>> begin Material supplied

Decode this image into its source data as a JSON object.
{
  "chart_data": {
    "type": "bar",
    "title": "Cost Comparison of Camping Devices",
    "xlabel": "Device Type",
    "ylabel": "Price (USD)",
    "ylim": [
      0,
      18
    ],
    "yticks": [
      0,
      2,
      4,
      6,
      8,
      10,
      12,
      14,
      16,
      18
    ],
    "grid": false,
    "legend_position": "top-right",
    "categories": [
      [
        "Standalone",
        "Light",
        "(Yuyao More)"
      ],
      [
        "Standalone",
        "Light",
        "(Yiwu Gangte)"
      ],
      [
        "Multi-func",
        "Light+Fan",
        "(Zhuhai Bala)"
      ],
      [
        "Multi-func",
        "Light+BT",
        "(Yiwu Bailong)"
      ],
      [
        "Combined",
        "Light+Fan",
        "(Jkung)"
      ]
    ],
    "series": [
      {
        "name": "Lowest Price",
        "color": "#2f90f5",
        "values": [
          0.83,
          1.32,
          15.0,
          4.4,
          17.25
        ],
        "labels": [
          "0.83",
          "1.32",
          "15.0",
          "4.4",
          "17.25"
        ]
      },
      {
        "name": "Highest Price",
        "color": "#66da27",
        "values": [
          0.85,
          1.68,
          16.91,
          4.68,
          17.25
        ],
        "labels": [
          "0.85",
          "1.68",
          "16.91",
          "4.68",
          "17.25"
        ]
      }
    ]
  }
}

>> end Material supplied
>> begin Material supplied

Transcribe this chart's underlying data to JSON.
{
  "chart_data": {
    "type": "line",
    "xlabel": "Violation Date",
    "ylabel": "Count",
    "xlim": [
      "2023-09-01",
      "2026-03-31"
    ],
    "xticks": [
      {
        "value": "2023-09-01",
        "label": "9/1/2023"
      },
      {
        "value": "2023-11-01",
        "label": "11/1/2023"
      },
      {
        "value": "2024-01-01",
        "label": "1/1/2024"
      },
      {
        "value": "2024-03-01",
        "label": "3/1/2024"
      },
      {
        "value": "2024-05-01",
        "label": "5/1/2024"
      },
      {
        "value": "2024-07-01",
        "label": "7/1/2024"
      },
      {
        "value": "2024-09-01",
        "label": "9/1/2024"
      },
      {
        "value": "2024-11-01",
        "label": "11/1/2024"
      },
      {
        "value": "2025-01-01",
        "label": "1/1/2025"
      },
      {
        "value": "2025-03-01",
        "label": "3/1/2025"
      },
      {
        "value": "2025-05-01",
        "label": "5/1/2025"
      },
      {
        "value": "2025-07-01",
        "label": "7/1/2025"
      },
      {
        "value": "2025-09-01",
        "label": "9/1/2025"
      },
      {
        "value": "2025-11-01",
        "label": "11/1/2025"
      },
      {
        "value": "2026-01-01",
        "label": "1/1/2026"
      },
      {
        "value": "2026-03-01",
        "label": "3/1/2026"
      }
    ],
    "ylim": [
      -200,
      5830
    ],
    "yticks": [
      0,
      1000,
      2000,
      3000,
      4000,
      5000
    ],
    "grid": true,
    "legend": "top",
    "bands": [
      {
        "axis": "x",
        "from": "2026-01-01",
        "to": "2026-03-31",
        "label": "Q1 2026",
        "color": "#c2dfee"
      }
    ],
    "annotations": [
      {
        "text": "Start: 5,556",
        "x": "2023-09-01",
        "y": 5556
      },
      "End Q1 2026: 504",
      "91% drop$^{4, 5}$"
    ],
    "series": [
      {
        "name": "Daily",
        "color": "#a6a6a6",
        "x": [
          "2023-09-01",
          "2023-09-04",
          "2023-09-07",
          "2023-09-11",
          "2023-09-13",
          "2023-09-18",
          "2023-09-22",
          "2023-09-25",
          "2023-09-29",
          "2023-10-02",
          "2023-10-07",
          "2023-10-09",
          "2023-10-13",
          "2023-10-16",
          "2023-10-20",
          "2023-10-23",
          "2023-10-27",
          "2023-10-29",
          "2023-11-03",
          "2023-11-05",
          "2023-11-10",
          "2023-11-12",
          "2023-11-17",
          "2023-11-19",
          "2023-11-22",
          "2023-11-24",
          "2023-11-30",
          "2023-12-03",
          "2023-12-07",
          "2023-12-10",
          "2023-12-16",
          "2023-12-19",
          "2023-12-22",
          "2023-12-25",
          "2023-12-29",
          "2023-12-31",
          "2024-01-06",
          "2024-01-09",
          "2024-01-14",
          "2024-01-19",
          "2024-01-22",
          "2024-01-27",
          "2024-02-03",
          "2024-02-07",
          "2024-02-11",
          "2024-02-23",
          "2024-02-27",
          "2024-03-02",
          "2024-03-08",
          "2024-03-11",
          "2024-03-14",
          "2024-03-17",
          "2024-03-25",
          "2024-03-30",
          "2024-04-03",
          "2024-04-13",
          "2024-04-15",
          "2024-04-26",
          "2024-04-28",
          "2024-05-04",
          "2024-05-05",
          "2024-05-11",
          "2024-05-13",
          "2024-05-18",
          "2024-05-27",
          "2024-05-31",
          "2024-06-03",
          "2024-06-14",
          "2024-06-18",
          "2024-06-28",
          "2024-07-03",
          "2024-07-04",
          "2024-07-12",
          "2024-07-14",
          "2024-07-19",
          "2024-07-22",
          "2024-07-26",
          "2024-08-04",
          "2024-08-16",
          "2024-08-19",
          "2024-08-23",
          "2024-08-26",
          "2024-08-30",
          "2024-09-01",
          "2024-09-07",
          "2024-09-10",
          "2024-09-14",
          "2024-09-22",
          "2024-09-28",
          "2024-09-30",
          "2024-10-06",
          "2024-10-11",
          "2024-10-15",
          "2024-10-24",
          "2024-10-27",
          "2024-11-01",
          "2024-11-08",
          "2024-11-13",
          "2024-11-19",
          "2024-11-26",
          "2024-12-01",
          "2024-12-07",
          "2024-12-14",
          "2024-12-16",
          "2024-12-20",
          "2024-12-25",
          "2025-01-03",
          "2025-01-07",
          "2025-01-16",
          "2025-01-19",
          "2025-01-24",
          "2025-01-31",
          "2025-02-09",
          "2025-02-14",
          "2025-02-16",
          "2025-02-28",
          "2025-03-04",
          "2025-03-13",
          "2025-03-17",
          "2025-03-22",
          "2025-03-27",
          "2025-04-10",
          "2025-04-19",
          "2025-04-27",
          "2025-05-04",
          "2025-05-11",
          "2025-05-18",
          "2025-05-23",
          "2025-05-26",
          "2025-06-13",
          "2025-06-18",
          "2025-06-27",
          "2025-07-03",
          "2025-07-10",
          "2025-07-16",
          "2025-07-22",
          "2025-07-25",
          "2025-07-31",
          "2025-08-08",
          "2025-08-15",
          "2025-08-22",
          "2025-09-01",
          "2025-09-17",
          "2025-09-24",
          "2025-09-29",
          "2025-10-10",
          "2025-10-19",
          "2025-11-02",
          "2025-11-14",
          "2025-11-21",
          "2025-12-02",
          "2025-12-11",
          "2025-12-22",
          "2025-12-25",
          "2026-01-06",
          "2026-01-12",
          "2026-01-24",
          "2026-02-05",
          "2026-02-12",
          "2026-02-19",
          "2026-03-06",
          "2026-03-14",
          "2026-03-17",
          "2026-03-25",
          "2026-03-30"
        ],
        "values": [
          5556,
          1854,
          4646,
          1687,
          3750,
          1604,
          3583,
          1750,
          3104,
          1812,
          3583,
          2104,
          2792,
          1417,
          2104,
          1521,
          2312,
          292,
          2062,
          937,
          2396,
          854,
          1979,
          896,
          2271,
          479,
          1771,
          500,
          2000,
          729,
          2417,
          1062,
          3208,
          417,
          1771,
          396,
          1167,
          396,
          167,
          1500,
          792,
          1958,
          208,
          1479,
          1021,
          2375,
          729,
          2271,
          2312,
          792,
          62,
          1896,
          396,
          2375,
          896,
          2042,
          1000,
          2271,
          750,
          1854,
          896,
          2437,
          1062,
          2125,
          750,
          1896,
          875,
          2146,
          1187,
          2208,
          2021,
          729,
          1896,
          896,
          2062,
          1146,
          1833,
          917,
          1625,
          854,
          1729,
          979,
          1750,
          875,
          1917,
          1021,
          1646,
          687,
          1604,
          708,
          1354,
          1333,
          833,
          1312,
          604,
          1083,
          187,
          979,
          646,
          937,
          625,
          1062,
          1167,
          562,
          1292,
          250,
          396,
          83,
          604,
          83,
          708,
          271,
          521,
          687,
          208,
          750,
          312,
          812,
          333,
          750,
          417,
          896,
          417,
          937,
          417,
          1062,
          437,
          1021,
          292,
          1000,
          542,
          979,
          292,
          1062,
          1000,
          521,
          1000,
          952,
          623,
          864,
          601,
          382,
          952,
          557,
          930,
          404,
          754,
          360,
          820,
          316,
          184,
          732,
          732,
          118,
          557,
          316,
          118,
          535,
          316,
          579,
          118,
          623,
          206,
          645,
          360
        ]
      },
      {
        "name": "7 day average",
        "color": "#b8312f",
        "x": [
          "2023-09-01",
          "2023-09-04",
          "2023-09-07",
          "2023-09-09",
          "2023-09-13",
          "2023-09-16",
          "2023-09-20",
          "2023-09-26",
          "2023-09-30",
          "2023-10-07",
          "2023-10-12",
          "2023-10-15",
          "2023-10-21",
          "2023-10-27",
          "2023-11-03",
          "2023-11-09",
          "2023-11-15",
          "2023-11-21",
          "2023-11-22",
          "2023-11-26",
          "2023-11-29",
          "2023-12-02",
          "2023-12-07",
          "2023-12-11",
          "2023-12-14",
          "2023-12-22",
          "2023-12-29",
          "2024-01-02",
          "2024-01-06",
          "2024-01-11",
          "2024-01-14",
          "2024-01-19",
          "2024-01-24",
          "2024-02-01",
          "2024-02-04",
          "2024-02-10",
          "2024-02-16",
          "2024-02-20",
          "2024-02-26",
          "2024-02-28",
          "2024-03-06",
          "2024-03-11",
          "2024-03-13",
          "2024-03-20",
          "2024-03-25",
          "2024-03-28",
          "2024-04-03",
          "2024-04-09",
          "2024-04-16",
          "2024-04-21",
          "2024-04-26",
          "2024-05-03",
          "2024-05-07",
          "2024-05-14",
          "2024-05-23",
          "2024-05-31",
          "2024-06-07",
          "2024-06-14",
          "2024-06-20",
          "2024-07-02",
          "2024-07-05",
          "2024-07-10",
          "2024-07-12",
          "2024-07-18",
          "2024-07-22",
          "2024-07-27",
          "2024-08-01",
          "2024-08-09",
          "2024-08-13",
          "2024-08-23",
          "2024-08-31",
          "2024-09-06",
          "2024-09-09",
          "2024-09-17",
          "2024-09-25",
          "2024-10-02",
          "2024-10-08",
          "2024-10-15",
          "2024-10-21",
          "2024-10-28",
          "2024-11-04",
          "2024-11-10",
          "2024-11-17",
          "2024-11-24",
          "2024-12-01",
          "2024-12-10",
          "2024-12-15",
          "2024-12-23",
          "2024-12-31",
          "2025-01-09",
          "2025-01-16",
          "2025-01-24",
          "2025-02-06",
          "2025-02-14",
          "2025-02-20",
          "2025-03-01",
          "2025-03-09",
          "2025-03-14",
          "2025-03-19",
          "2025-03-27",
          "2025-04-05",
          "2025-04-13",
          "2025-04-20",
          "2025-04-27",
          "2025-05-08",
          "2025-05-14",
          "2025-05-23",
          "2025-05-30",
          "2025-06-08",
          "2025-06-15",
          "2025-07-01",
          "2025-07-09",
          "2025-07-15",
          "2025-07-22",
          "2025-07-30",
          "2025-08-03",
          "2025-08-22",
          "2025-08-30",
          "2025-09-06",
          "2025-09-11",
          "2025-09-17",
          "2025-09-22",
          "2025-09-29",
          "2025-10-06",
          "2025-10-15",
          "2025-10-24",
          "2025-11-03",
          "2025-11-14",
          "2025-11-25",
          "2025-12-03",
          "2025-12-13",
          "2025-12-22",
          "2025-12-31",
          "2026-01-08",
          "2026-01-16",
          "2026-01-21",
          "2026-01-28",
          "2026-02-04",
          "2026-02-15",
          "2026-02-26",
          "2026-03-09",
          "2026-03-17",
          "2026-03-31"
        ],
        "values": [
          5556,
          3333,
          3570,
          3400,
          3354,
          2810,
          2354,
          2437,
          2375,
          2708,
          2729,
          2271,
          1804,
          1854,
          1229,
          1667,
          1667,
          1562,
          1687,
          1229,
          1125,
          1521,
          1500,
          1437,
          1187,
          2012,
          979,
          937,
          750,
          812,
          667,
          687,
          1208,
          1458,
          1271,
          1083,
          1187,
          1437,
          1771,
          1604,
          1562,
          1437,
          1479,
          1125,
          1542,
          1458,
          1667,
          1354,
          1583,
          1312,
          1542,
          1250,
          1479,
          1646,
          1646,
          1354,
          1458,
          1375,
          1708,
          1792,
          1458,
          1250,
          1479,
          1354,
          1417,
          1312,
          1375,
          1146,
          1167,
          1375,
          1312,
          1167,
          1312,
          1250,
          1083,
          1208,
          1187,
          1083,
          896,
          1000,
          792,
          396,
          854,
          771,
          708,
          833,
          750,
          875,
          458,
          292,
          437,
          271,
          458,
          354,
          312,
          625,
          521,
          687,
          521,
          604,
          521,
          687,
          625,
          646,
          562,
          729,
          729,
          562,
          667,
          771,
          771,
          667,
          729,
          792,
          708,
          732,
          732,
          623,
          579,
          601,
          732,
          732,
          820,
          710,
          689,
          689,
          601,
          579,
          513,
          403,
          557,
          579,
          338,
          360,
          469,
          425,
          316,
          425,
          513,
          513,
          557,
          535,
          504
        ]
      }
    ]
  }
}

>> end Material supplied

* **Prompt**
In the entries above, count every line containing the word "xlabel". Write only the total.

* **Result of the task**
2